Gather from the listing below each line that includes the word "pricing", and copy it.

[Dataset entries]
──────

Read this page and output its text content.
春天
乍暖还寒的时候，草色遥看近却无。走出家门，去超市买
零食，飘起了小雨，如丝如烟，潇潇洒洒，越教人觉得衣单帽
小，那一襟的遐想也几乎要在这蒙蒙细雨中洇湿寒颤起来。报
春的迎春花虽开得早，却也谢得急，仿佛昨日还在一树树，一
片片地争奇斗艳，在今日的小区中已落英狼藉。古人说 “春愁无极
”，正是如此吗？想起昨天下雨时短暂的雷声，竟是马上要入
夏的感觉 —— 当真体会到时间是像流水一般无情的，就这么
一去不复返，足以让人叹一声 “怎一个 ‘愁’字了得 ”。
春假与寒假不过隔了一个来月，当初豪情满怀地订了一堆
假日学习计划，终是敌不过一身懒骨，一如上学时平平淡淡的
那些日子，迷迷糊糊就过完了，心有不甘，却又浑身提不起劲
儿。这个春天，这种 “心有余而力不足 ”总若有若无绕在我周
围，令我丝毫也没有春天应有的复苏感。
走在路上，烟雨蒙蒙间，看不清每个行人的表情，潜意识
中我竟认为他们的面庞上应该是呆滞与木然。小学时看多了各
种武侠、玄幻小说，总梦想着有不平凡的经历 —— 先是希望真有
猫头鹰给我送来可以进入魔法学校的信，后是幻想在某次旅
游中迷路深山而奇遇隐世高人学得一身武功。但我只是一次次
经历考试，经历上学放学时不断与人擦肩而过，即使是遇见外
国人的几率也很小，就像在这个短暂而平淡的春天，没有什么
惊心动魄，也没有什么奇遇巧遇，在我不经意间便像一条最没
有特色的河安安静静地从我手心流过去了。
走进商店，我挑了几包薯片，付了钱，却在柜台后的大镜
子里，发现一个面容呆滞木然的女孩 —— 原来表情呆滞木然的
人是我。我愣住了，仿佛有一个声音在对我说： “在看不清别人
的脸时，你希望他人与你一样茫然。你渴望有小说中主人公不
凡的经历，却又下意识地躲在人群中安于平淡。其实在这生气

──────

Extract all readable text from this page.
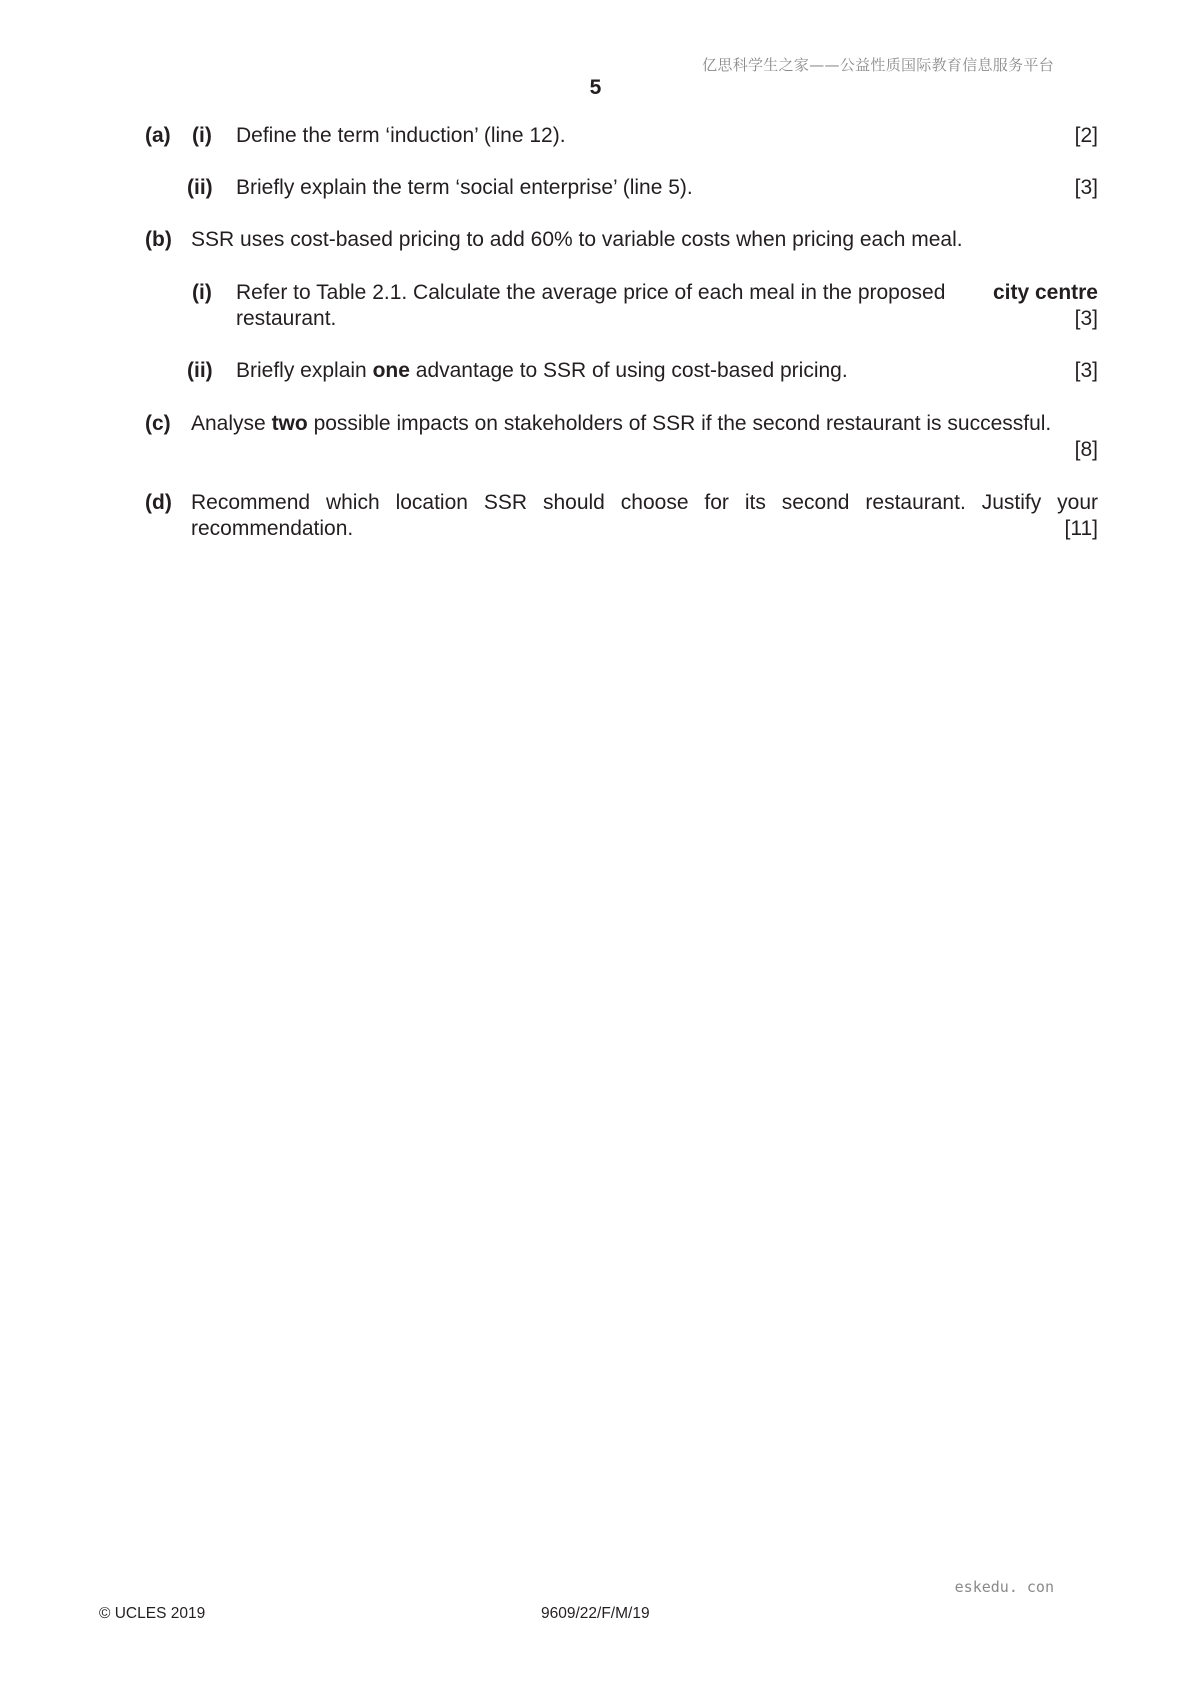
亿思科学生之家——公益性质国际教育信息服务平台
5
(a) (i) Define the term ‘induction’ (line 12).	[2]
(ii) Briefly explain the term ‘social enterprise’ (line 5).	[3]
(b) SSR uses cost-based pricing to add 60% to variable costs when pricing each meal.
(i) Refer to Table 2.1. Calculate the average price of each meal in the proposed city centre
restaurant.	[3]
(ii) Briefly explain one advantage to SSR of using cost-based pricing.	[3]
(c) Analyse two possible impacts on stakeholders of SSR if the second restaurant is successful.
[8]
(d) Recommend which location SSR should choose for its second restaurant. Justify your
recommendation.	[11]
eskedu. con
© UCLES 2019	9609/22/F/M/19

──────

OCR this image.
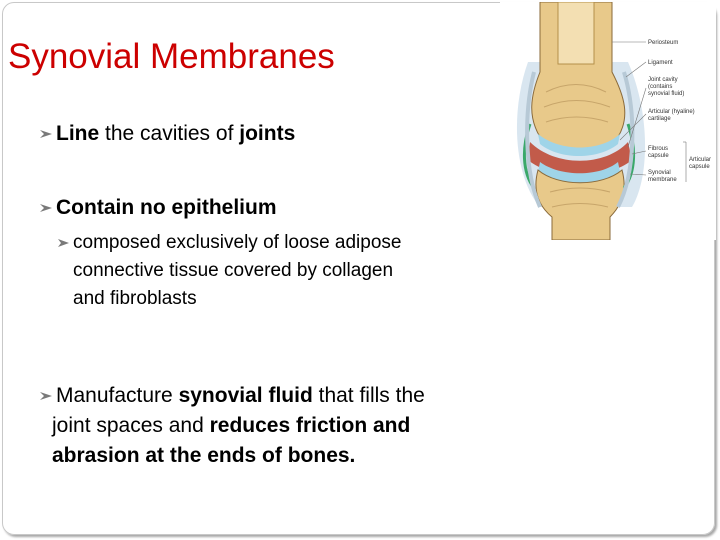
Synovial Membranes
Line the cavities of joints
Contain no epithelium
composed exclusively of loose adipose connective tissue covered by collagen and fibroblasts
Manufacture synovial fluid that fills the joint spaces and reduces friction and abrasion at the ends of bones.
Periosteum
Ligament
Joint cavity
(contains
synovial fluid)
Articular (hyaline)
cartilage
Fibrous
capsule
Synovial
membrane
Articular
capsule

──────

OUTPUT FOR THIS EXERCISE
(b) SSR uses cost-based pricing to add 60% to variable costs when pricing each meal.
(ii) Briefly explain one advantage to SSR of using cost-based pricing.	[3]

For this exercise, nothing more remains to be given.